Supplied information
§ §

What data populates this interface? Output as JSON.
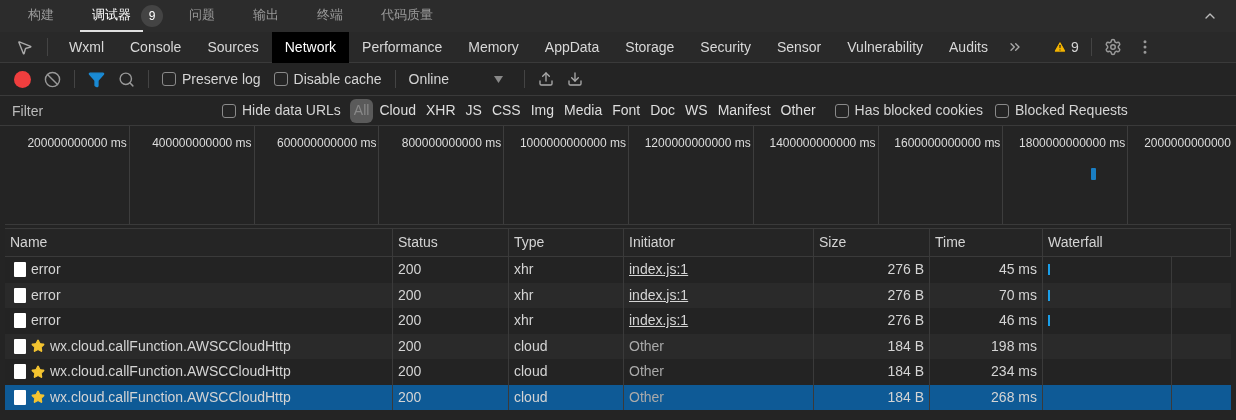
{
  "panel_tabs": [
    {
      "label": "构建",
      "selected": false
    },
    {
      "label": "调试器",
      "selected": true,
      "badge": "9"
    },
    {
      "label": "问题",
      "selected": false
    },
    {
      "label": "输出",
      "selected": false
    },
    {
      "label": "终端",
      "selected": false
    },
    {
      "label": "代码质量",
      "selected": false
    }
  ],
  "devtools_tabs": [
    {
      "label": "Wxml",
      "selected": false
    },
    {
      "label": "Console",
      "selected": false
    },
    {
      "label": "Sources",
      "selected": false
    },
    {
      "label": "Network",
      "selected": true
    },
    {
      "label": "Performance",
      "selected": false
    },
    {
      "label": "Memory",
      "selected": false
    },
    {
      "label": "AppData",
      "selected": false
    },
    {
      "label": "Storage",
      "selected": false
    },
    {
      "label": "Security",
      "selected": false
    },
    {
      "label": "Sensor",
      "selected": false
    },
    {
      "label": "Vulnerability",
      "selected": false
    },
    {
      "label": "Audits",
      "selected": false
    }
  ],
  "warnings": "9",
  "toolbar": {
    "recording": true,
    "preserve_log": {
      "label": "Preserve log",
      "checked": false
    },
    "disable_cache": {
      "label": "Disable cache",
      "checked": false
    },
    "throttling": "Online"
  },
  "filter": {
    "placeholder": "Filter",
    "hide_data_urls": {
      "label": "Hide data URLs",
      "checked": false
    },
    "types": [
      {
        "label": "All",
        "selected": true
      },
      {
        "label": "Cloud",
        "selected": false
      },
      {
        "label": "XHR",
        "selected": false
      },
      {
        "label": "JS",
        "selected": false
      },
      {
        "label": "CSS",
        "selected": false
      },
      {
        "label": "Img",
        "selected": false
      },
      {
        "label": "Media",
        "selected": false
      },
      {
        "label": "Font",
        "selected": false
      },
      {
        "label": "Doc",
        "selected": false
      },
      {
        "label": "WS",
        "selected": false
      },
      {
        "label": "Manifest",
        "selected": false
      },
      {
        "label": "Other",
        "selected": false
      }
    ],
    "has_blocked_cookies": {
      "label": "Has blocked cookies",
      "checked": false
    },
    "blocked_requests": {
      "label": "Blocked Requests",
      "checked": false
    }
  },
  "overview_ticks": [
    "200000000000 ms",
    "400000000000 ms",
    "600000000000 ms",
    "800000000000 ms",
    "1000000000000 ms",
    "1200000000000 ms",
    "1400000000000 ms",
    "1600000000000 ms",
    "1800000000000 ms",
    "2000000000000"
  ],
  "table": {
    "columns": [
      "Name",
      "Status",
      "Type",
      "Initiator",
      "Size",
      "Time",
      "Waterfall"
    ],
    "rows": [
      {
        "name": "error",
        "starred": false,
        "status": "200",
        "type": "xhr",
        "initiator": "index.js:1",
        "initiator_link": true,
        "size": "276 B",
        "time": "45 ms",
        "waterfall_bar": true,
        "selected": false
      },
      {
        "name": "error",
        "starred": false,
        "status": "200",
        "type": "xhr",
        "initiator": "index.js:1",
        "initiator_link": true,
        "size": "276 B",
        "time": "70 ms",
        "waterfall_bar": true,
        "selected": false
      },
      {
        "name": "error",
        "starred": false,
        "status": "200",
        "type": "xhr",
        "initiator": "index.js:1",
        "initiator_link": true,
        "size": "276 B",
        "time": "46 ms",
        "waterfall_bar": true,
        "selected": false
      },
      {
        "name": "wx.cloud.callFunction.AWSCCloudHttp",
        "starred": true,
        "status": "200",
        "type": "cloud",
        "initiator": "Other",
        "initiator_link": false,
        "size": "184 B",
        "time": "198 ms",
        "waterfall_bar": false,
        "selected": false
      },
      {
        "name": "wx.cloud.callFunction.AWSCCloudHttp",
        "starred": true,
        "status": "200",
        "type": "cloud",
        "initiator": "Other",
        "initiator_link": false,
        "size": "184 B",
        "time": "234 ms",
        "waterfall_bar": false,
        "selected": false
      },
      {
        "name": "wx.cloud.callFunction.AWSCCloudHttp",
        "starred": true,
        "status": "200",
        "type": "cloud",
        "initiator": "Other",
        "initiator_link": false,
        "size": "184 B",
        "time": "268 ms",
        "waterfall_bar": false,
        "selected": true
      }
    ]
  }
}
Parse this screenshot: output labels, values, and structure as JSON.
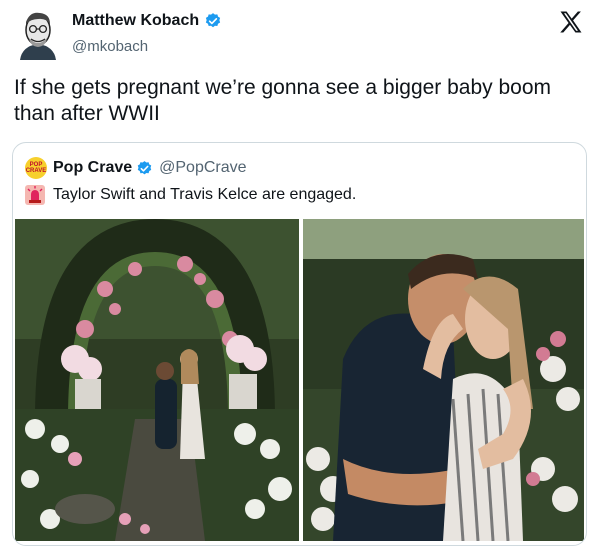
{
  "author": {
    "name": "Matthew Kobach",
    "handle": "@mkobach"
  },
  "tweet": {
    "text": "If she gets pregnant we’re gonna see a bigger baby boom than after WWII"
  },
  "quoted": {
    "avatar_text": "POP CRAVE",
    "name": "Pop Crave",
    "handle": "@PopCrave",
    "text": "Taylor Swift and Travis Kelce are engaged."
  },
  "icons": {
    "verified": "verified-badge-icon",
    "platform": "x-logo-icon",
    "siren": "police-light-icon"
  },
  "colors": {
    "verified_blue": "#1d9bf0",
    "handle_gray": "#536471",
    "border": "#cfd9de"
  }
}
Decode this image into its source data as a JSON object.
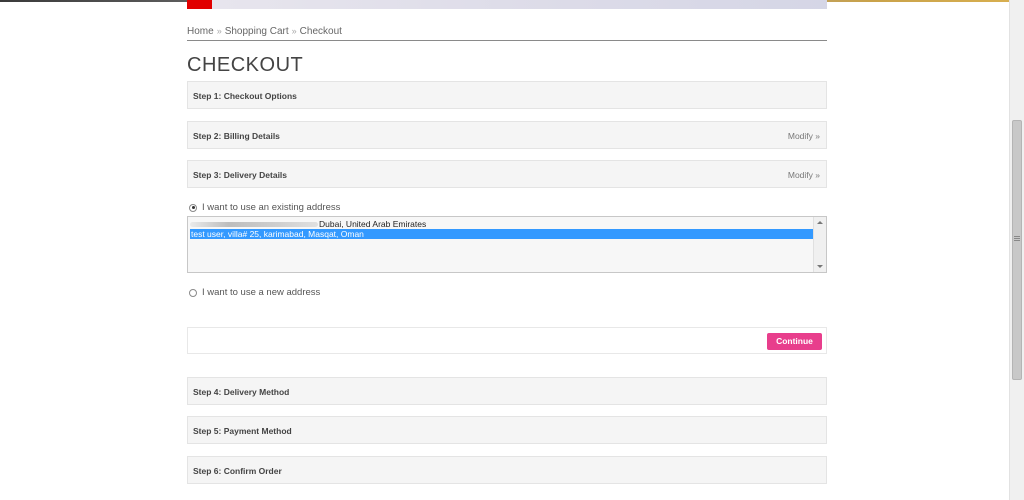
{
  "breadcrumb": [
    "Home",
    "Shopping Cart",
    "Checkout"
  ],
  "breadcrumb_separator": "»",
  "page_title": "CHECKOUT",
  "steps": [
    {
      "title": "Step 1: Checkout Options",
      "modify": ""
    },
    {
      "title": "Step 2: Billing Details",
      "modify": "Modify »"
    },
    {
      "title": "Step 3: Delivery Details",
      "modify": "Modify »"
    },
    {
      "title": "Step 4: Delivery Method",
      "modify": ""
    },
    {
      "title": "Step 5: Payment Method",
      "modify": ""
    },
    {
      "title": "Step 6: Confirm Order",
      "modify": ""
    }
  ],
  "delivery": {
    "existing_label": "I want to use an existing address",
    "new_label": "I want to use a new address",
    "selected_option": "existing",
    "addresses": [
      "Dubai, United Arab Emirates",
      "test user, villa# 25, karimabad, Masqat, Oman"
    ],
    "selected_address_index": 1,
    "continue_label": "Continue"
  },
  "colors": {
    "continue_button": "#e83e8c",
    "selected_row": "#3399ff",
    "banner_red": "#e10000"
  }
}
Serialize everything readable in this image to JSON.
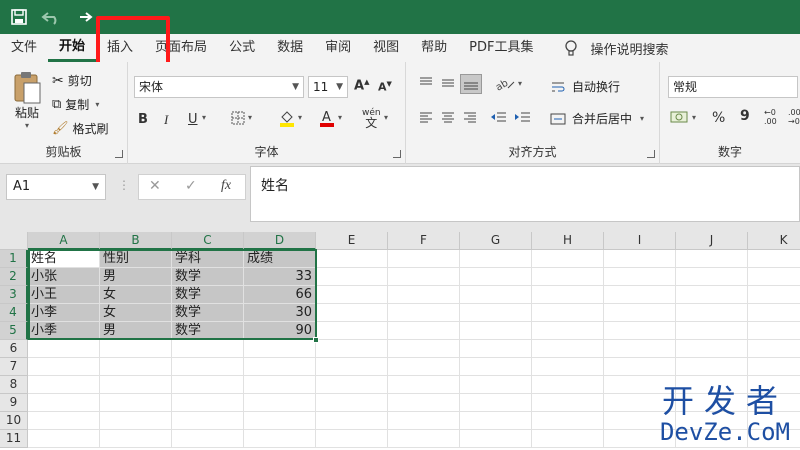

§ §

Task details
Nothing in the entries above should change when they are printed again, except that the pictures are dropped.

In response
What data populates this interface? Output as JSON.
{
  "panel_tabs": [
    {
      "label": "构建",
      "selected": false
    },
    {
      "label": "调试器",
      "selected": true,
      "badge": "9"
    },
    {
      "label": "问题",
      "selected": false
    },
    {
      "label": "输出",
      "selected": false
    },
    {
      "label": "终端",
      "selected": false
    },
    {
      "label": "代码质量",
      "selected": false
    }
  ],
  "devtools_tabs": [
    {
      "label": "Wxml",
      "selected": false
    },
    {
      "label": "Console",
      "selected": false
    },
    {
      "label": "Sources",
      "selected": false
    },
    {
      "label": "Network",
      "selected": true
    },
    {
      "label": "Performance",
      "selected": false
    },
    {
      "label": "Memory",
      "selected": false
    },
    {
      "label": "AppData",
      "selected": false
    },
    {
      "label": "Storage",
      "selected": false
    },
    {
      "label": "Security",
      "selected": false
    },
    {
      "label": "Sensor",
      "selected": false
    },
    {
      "label": "Vulnerability",
      "selected": false
    },
    {
      "label": "Audits",
      "selected": false
    }
  ],
  "warnings": "9",
  "toolbar": {
    "recording": true,
    "preserve_log": {
      "label": "Preserve log",
      "checked": false
    },
    "disable_cache": {
      "label": "Disable cache",
      "checked": false
    },
    "throttling": "Online"
  },
  "filter": {
    "placeholder": "Filter",
    "hide_data_urls": {
      "label": "Hide data URLs",
      "checked": false
    },
    "types": [
      {
        "label": "All",
        "selected": true
      },
      {
        "label": "Cloud",
        "selected": false
      },
      {
        "label": "XHR",
        "selected": false
      },
      {
        "label": "JS",
        "selected": false
      },
      {
        "label": "CSS",
        "selected": false
      },
      {
        "label": "Img",
        "selected": false
      },
      {
        "label": "Media",
        "selected": false
      },
      {
        "label": "Font",
        "selected": false
      },
      {
        "label": "Doc",
        "selected": false
      },
      {
        "label": "WS",
        "selected": false
      },
      {
        "label": "Manifest",
        "selected": false
      },
      {
        "label": "Other",
        "selected": false
      }
    ],
    "has_blocked_cookies": {
      "label": "Has blocked cookies",
      "checked": false
    },
    "blocked_requests": {
      "label": "Blocked Requests",
      "checked": false
    }
  },
  "overview_ticks": [
    "200000000000 ms",
    "400000000000 ms",
    "600000000000 ms",
    "800000000000 ms",
    "1000000000000 ms",
    "1200000000000 ms",
    "1400000000000 ms",
    "1600000000000 ms",
    "1800000000000 ms",
    "2000000000000"
  ],
  "table": {
    "columns": [
      "Name",
      "Status",
      "Type",
      "Initiator",
      "Size",
      "Time",
      "Waterfall"
    ],
    "rows": [
      {
        "name": "error",
        "starred": false,
        "status": "200",
        "type": "xhr",
        "initiator": "index.js:1",
        "initiator_link": true,
        "size": "276 B",
        "time": "45 ms",
        "waterfall_bar": true,
        "selected": false
      },
      {
        "name": "error",
        "starred": false,
        "status": "200",
        "type": "xhr",
        "initiator": "index.js:1",
        "initiator_link": true,
        "size": "276 B",
        "time": "70 ms",
        "waterfall_bar": true,
        "selected": false
      },
      {
        "name": "error",
        "starred": false,
        "status": "200",
        "type": "xhr",
        "initiator": "index.js:1",
        "initiator_link": true,
        "size": "276 B",
        "time": "46 ms",
        "waterfall_bar": true,
        "selected": false
      },
      {
        "name": "wx.cloud.callFunction.AWSCCloudHttp",
        "starred": true,
        "status": "200",
        "type": "cloud",
        "initiator": "Other",
        "initiator_link": false,
        "size": "184 B",
        "time": "198 ms",
        "waterfall_bar": false,
        "selected": false
      },
      {
        "name": "wx.cloud.callFunction.AWSCCloudHttp",
        "starred": true,
        "status": "200",
        "type": "cloud",
        "initiator": "Other",
        "initiator_link": false,
        "size": "184 B",
        "time": "234 ms",
        "waterfall_bar": false,
        "selected": false
      },
      {
        "name": "wx.cloud.callFunction.AWSCCloudHttp",
        "starred": true,
        "status": "200",
        "type": "cloud",
        "initiator": "Other",
        "initiator_link": false,
        "size": "184 B",
        "time": "268 ms",
        "waterfall_bar": false,
        "selected": true
      }
    ]
  }
}
Parse this screenshot: output labels, values, and structure as JSON.
{
  "author": {
    "name": "Matthew Kobach",
    "handle": "@mkobach"
  },
  "tweet": {
    "text": "If she gets pregnant we’re gonna see a bigger baby boom than after WWII"
  },
  "quoted": {
    "avatar_text": "POP CRAVE",
    "name": "Pop Crave",
    "handle": "@PopCrave",
    "text": "Taylor Swift and Travis Kelce are engaged."
  },
  "icons": {
    "verified": "verified-badge-icon",
    "platform": "x-logo-icon",
    "siren": "police-light-icon"
  },
  "colors": {
    "verified_blue": "#1d9bf0",
    "handle_gray": "#536471",
    "border": "#cfd9de"
  }
}
Decode this image into its source data as a JSON object.
{
  "breadcrumb": [
    "Home",
    "Shopping Cart",
    "Checkout"
  ],
  "breadcrumb_separator": "»",
  "page_title": "CHECKOUT",
  "steps": [
    {
      "title": "Step 1: Checkout Options",
      "modify": ""
    },
    {
      "title": "Step 2: Billing Details",
      "modify": "Modify »"
    },
    {
      "title": "Step 3: Delivery Details",
      "modify": "Modify »"
    },
    {
      "title": "Step 4: Delivery Method",
      "modify": ""
    },
    {
      "title": "Step 5: Payment Method",
      "modify": ""
    },
    {
      "title": "Step 6: Confirm Order",
      "modify": ""
    }
  ],
  "delivery": {
    "existing_label": "I want to use an existing address",
    "new_label": "I want to use a new address",
    "selected_option": "existing",
    "addresses": [
      "Dubai, United Arab Emirates",
      "test user, villa# 25, karimabad, Masqat, Oman"
    ],
    "selected_address_index": 1,
    "continue_label": "Continue"
  },
  "colors": {
    "continue_button": "#e83e8c",
    "selected_row": "#3399ff",
    "banner_red": "#e10000"
  }
}
Serialize everything readable in this image to JSON.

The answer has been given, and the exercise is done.